↓↓↓

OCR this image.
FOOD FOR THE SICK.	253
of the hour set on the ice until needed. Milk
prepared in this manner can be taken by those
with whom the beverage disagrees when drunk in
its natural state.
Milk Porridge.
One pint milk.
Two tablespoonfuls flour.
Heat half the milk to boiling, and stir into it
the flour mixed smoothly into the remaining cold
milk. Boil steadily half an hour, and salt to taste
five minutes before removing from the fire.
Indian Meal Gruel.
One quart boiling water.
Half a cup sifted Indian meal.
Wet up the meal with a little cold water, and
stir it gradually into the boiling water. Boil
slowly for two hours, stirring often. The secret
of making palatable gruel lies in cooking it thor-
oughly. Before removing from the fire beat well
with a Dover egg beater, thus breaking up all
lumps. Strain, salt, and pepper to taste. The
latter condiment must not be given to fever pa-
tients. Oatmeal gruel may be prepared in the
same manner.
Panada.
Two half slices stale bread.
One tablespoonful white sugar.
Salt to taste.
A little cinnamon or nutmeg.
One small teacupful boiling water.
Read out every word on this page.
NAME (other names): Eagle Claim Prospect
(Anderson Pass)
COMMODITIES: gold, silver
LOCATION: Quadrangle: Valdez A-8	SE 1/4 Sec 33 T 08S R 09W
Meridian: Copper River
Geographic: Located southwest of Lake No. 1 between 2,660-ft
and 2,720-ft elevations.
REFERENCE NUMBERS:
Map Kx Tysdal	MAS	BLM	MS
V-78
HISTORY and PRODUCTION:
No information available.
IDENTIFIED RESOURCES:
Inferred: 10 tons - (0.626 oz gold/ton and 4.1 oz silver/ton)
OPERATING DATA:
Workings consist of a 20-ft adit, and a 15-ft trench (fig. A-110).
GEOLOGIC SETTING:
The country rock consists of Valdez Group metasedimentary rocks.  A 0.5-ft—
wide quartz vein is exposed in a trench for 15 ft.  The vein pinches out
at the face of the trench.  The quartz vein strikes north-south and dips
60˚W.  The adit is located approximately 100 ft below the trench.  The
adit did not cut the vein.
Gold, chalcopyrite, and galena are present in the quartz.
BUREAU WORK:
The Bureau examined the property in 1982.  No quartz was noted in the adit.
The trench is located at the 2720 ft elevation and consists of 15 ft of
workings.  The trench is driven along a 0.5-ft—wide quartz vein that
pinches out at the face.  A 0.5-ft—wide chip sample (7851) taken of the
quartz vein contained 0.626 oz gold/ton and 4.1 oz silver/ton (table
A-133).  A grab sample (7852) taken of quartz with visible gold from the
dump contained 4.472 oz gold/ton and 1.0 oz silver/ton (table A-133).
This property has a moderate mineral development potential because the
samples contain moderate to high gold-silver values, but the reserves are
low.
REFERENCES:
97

↑↑↑

### STATED PROBLEM
State the number of lines in the records that contain the string "removing", and nothing more.

### FULL SOLUTION
2